Dataset records
>> Begin

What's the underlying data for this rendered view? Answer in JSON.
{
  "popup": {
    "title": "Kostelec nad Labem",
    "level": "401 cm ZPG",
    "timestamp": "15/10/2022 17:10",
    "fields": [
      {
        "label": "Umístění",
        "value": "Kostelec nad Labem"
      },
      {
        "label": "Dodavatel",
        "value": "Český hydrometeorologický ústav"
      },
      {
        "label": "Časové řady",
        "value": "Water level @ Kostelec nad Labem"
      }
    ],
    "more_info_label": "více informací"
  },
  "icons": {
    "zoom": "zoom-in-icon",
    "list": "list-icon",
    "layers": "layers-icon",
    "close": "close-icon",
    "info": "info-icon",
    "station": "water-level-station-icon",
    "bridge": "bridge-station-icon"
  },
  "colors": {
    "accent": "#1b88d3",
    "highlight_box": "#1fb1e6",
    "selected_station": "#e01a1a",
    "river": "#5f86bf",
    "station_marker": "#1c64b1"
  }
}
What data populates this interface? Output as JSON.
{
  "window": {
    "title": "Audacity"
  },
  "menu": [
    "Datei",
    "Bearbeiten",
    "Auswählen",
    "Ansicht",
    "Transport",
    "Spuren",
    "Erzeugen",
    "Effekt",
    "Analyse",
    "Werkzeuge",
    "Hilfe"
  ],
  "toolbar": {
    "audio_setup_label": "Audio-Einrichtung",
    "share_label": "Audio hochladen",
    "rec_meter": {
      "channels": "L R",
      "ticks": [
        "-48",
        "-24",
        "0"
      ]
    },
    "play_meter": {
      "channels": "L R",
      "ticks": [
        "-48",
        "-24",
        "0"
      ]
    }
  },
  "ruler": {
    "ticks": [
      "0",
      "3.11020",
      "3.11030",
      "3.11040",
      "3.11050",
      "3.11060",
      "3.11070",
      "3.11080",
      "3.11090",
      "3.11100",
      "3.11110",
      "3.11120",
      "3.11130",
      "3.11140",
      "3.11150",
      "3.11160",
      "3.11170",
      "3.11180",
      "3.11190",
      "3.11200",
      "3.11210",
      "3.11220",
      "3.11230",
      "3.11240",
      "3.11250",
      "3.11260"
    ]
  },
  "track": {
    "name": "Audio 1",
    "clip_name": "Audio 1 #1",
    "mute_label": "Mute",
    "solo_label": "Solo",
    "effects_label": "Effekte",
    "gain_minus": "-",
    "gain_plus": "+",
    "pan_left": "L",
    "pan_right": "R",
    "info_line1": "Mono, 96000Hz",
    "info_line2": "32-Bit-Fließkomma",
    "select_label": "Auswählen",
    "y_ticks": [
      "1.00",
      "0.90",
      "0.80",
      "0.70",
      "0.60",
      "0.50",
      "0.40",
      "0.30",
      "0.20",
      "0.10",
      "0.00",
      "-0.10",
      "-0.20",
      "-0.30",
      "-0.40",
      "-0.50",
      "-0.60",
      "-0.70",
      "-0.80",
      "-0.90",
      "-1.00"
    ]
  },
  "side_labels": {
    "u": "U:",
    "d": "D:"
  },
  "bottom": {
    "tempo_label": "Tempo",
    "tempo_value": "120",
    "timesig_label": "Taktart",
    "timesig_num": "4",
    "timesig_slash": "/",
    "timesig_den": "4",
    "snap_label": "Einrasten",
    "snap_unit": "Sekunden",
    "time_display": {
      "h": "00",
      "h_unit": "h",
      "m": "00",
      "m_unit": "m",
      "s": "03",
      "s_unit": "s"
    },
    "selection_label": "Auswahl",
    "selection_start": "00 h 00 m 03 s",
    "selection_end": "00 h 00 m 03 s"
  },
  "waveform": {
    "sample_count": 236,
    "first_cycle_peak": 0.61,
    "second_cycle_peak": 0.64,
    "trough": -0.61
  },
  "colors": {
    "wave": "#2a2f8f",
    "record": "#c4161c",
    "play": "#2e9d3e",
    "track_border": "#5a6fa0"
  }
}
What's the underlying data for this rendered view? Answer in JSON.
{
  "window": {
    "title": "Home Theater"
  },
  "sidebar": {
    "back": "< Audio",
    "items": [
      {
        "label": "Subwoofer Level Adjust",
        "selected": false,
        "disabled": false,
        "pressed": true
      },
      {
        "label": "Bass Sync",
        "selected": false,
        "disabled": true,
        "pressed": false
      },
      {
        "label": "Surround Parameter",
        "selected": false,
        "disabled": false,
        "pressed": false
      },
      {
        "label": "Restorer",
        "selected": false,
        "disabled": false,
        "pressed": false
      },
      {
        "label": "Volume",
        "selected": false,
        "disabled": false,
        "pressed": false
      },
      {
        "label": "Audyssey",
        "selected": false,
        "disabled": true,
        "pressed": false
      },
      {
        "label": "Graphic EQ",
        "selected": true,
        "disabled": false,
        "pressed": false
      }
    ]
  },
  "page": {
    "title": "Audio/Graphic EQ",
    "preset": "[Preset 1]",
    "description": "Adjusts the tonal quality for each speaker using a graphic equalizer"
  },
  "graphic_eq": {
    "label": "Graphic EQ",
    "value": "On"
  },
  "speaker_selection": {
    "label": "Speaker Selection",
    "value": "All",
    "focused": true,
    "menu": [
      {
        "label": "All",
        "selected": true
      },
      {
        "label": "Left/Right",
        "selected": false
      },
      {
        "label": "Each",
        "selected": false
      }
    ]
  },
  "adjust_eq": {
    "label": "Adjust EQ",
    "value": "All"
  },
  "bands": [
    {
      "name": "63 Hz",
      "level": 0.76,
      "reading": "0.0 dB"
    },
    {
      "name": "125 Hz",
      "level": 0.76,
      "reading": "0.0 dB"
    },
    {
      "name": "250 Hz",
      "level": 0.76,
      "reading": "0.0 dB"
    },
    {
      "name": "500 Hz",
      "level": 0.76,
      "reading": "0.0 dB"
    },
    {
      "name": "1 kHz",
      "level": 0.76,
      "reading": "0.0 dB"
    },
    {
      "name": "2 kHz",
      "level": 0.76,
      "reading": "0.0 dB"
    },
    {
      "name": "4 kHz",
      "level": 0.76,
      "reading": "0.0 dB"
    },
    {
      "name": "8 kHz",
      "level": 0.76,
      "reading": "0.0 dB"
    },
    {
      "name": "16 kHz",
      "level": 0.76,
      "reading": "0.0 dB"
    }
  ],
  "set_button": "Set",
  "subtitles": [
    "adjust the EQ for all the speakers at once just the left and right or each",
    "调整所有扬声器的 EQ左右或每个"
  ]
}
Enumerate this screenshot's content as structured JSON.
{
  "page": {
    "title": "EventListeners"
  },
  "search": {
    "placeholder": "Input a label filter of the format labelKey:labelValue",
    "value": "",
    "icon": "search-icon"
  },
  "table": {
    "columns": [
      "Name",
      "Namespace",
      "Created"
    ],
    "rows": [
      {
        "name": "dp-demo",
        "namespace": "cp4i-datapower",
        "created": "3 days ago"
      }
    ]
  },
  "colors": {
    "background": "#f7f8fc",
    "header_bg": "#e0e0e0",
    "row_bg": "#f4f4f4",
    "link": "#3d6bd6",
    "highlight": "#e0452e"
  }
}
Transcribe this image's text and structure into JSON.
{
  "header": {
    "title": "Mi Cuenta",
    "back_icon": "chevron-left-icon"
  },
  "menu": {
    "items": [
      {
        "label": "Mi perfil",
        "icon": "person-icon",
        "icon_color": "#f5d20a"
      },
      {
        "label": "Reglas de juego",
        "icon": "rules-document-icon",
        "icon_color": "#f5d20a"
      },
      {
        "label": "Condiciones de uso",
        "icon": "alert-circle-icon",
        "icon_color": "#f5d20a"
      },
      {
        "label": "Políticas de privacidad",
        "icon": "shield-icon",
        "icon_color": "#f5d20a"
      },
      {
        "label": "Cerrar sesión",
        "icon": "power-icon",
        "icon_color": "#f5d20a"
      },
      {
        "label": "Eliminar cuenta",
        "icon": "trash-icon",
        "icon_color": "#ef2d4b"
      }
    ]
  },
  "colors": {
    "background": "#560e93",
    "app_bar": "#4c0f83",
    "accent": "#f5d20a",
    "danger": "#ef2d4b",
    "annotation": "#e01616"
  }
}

>> End

**PROBLEM TO WORK ON:** Review the material and copy each line in which the word "JSON" appears.

**ANSWER IN FULL:**
What's the underlying data for this rendered view? Answer in JSON.
What data populates this interface? Output as JSON.
What's the underlying data for this rendered view? Answer in JSON.
Enumerate this screenshot's content as structured JSON.
Transcribe this image's text and structure into JSON.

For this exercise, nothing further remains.